- [Stated goal] Reproduce each line from the records that holds "Адрес".

########################################

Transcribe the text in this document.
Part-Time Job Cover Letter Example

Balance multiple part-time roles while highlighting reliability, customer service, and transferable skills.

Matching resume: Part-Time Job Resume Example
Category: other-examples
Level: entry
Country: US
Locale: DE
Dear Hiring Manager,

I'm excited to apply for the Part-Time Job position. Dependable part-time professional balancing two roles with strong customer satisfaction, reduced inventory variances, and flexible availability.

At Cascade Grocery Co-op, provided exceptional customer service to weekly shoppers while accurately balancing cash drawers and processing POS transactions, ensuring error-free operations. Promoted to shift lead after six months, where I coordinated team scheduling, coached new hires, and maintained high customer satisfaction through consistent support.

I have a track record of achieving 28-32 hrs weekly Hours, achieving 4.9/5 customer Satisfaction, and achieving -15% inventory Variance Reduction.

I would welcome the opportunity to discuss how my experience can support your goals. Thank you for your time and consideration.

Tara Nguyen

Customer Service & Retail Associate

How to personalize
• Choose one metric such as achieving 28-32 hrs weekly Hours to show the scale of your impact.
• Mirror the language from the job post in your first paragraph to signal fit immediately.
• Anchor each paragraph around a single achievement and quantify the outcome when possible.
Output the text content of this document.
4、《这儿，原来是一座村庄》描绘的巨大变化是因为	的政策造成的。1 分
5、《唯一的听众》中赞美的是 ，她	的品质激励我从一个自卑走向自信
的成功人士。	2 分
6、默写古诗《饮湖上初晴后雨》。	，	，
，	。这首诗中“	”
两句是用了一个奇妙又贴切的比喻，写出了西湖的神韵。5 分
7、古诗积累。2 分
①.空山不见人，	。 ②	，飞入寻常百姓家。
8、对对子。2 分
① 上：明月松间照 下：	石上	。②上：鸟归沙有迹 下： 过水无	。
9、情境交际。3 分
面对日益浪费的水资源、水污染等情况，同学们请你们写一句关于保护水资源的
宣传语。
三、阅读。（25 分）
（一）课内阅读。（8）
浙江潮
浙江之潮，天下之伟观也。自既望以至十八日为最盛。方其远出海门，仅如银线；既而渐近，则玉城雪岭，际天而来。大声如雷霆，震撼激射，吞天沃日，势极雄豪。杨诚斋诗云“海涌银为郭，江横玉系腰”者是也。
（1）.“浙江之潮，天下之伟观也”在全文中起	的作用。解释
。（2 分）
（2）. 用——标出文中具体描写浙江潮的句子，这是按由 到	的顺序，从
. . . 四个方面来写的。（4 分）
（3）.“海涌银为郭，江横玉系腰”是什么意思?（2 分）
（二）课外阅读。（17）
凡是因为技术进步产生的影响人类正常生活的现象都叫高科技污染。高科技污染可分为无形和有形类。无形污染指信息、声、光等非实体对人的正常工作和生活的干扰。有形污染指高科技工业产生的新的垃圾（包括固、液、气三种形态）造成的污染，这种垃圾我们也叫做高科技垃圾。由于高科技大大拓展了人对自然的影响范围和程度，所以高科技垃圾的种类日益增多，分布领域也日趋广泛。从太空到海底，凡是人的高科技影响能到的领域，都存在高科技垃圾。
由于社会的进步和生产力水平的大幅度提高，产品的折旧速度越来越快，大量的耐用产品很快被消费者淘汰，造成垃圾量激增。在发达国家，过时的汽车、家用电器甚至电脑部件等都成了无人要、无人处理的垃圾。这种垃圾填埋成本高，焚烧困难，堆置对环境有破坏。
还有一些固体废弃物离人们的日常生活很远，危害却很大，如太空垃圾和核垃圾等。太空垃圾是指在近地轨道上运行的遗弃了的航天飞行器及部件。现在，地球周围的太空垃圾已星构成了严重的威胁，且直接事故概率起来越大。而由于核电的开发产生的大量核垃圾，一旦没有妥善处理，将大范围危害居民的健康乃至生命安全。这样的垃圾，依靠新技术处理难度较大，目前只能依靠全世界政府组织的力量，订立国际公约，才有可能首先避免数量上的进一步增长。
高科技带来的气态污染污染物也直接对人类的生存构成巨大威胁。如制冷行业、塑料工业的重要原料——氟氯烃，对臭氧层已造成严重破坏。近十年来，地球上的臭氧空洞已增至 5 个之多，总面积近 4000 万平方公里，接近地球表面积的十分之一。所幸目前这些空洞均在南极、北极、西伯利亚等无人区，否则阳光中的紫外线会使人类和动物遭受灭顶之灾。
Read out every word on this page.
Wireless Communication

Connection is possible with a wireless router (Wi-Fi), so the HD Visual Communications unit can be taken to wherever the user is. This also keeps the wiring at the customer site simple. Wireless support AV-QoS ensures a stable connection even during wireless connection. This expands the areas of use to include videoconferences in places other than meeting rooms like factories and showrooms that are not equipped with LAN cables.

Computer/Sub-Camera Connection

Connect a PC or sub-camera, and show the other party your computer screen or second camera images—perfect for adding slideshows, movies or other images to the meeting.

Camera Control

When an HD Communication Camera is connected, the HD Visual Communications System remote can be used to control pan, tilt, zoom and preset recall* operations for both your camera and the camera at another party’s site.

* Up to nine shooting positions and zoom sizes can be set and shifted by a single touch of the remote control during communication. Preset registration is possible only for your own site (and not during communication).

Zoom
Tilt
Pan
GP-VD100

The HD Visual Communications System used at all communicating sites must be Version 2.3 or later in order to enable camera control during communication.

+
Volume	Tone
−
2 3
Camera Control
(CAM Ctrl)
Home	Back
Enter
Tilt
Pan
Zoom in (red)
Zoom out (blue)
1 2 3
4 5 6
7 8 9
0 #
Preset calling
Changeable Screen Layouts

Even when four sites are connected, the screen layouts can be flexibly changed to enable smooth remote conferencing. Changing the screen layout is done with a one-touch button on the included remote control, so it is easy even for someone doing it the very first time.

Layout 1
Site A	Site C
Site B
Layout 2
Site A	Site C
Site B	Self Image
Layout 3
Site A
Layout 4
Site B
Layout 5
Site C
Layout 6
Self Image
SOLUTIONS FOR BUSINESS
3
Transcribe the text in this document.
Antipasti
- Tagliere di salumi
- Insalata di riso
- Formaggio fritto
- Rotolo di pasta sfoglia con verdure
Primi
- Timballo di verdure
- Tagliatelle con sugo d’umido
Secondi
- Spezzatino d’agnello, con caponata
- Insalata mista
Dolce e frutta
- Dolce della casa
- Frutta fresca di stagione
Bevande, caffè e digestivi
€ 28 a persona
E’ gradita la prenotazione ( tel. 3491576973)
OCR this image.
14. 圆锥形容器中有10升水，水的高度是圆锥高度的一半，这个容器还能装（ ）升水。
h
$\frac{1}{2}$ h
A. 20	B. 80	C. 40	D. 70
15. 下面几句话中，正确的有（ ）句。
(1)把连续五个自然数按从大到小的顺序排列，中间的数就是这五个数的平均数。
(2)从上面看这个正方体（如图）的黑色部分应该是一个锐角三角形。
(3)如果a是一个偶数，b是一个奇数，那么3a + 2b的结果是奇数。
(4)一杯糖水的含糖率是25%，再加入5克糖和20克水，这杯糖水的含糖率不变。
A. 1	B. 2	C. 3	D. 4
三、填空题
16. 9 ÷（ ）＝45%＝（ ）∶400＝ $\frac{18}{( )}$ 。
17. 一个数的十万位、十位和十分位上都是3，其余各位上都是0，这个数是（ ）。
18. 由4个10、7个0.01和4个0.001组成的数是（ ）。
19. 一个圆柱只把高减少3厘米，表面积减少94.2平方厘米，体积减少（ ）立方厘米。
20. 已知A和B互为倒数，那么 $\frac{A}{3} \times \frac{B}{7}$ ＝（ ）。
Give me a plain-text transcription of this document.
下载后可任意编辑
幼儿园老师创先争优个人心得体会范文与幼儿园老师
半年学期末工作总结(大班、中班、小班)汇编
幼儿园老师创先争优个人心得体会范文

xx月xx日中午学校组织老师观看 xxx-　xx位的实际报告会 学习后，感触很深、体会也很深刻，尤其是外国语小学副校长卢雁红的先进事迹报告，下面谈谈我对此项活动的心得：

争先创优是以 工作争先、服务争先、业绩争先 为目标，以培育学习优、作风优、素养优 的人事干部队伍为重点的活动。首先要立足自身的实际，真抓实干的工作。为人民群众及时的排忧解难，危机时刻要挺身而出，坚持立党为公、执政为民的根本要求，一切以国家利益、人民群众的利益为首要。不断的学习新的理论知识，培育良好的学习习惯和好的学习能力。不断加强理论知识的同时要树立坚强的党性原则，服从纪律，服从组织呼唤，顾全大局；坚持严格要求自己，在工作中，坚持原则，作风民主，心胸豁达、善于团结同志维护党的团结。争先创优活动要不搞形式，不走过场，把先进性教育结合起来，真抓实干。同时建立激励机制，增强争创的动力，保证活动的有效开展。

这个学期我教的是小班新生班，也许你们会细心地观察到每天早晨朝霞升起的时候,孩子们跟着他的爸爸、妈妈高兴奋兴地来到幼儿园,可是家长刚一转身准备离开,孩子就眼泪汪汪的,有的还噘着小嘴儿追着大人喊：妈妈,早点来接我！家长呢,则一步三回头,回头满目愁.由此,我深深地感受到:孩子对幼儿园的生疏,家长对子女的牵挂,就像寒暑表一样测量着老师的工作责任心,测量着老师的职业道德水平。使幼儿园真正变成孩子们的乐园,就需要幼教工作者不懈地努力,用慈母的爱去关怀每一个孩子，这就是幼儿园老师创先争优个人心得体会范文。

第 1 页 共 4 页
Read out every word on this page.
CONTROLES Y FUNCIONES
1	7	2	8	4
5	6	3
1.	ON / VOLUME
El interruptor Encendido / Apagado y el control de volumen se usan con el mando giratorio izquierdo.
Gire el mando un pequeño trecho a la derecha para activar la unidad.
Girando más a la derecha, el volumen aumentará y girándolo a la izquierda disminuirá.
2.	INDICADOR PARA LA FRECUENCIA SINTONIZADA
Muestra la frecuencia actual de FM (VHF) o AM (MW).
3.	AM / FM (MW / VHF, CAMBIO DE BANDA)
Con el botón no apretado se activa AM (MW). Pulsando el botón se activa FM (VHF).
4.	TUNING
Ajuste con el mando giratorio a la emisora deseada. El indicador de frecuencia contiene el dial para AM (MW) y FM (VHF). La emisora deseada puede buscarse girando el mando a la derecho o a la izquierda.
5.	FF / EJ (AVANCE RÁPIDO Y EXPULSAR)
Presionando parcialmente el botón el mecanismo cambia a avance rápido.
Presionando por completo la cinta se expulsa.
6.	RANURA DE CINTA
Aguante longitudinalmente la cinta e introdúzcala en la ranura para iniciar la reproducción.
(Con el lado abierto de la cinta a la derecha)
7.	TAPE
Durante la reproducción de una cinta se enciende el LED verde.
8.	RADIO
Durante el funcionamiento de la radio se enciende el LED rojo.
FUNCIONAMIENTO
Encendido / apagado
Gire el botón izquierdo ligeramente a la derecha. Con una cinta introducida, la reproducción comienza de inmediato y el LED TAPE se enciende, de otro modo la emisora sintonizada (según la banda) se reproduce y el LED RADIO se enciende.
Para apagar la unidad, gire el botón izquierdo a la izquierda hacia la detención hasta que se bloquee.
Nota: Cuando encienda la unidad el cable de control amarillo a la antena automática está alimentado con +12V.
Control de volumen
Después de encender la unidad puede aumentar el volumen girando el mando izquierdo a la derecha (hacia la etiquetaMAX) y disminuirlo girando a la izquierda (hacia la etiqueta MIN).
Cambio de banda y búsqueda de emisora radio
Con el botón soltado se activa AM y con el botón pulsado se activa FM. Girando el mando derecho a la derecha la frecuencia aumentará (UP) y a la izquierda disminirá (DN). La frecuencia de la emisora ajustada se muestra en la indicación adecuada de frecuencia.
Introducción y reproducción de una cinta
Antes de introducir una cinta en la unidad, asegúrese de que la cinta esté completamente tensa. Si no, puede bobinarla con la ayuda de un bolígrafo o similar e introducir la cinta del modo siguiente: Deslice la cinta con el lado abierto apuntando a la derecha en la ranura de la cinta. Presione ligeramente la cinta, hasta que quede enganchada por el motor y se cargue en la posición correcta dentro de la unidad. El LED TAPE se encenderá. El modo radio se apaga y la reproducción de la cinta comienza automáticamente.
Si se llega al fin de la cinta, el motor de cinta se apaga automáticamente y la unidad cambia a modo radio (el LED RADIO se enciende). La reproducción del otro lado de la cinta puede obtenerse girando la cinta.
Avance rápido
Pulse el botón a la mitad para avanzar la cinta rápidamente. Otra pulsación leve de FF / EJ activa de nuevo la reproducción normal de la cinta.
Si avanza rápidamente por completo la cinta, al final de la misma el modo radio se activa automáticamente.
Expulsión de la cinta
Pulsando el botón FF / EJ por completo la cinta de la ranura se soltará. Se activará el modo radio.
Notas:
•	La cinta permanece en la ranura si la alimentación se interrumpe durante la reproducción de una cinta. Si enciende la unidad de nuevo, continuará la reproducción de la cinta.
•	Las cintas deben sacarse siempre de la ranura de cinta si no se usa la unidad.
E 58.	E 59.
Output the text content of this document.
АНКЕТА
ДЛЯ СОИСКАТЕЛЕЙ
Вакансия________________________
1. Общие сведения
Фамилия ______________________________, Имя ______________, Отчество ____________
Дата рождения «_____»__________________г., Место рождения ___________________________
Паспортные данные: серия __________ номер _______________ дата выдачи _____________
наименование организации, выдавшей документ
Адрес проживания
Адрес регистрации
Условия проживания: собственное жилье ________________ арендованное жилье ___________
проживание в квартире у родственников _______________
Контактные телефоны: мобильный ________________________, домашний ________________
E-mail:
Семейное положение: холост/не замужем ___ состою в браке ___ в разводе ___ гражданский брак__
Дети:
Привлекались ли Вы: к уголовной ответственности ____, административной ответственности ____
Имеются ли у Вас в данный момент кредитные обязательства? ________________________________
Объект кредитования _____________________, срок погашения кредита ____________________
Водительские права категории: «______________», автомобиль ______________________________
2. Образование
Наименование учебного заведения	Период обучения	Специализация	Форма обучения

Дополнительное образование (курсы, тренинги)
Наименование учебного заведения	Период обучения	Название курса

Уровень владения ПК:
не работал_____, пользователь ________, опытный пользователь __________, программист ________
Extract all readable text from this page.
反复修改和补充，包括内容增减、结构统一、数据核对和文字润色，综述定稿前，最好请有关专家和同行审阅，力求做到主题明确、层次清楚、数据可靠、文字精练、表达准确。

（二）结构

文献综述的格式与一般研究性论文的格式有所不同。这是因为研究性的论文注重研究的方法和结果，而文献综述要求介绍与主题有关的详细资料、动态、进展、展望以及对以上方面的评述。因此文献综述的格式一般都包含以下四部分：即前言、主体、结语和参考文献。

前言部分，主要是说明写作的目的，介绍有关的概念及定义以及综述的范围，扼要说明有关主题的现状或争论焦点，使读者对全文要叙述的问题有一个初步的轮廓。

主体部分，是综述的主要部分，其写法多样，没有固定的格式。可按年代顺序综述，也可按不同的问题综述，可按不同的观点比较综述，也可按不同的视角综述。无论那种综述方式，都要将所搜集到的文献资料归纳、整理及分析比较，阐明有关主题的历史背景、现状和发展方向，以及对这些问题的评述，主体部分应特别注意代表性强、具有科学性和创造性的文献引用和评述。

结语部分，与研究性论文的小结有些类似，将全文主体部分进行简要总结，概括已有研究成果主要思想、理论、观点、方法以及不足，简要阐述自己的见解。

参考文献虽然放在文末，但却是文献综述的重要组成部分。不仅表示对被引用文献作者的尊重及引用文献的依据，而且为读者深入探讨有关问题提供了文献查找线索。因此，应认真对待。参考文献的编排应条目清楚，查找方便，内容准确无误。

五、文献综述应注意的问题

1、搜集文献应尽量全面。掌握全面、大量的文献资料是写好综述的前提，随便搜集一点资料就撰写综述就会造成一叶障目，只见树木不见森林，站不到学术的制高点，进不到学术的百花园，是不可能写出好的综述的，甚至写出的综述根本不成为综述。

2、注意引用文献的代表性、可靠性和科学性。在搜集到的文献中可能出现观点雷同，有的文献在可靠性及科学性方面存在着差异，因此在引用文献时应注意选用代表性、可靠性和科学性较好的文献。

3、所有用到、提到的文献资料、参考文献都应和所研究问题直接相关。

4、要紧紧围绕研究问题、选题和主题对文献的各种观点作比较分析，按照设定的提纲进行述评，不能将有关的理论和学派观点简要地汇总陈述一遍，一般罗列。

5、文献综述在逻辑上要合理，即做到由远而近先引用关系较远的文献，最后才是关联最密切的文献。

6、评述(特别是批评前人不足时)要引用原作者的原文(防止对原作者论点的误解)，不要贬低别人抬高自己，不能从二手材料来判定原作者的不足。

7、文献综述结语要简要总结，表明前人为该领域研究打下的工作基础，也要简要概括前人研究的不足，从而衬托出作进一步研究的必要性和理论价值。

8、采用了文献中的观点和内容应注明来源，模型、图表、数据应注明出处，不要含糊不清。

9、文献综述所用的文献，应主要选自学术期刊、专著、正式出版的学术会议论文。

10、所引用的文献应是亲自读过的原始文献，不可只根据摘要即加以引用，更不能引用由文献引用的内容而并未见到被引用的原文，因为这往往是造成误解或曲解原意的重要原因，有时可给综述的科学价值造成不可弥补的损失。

########################################

- [The answer]
Адрес проживания
Адрес регистрации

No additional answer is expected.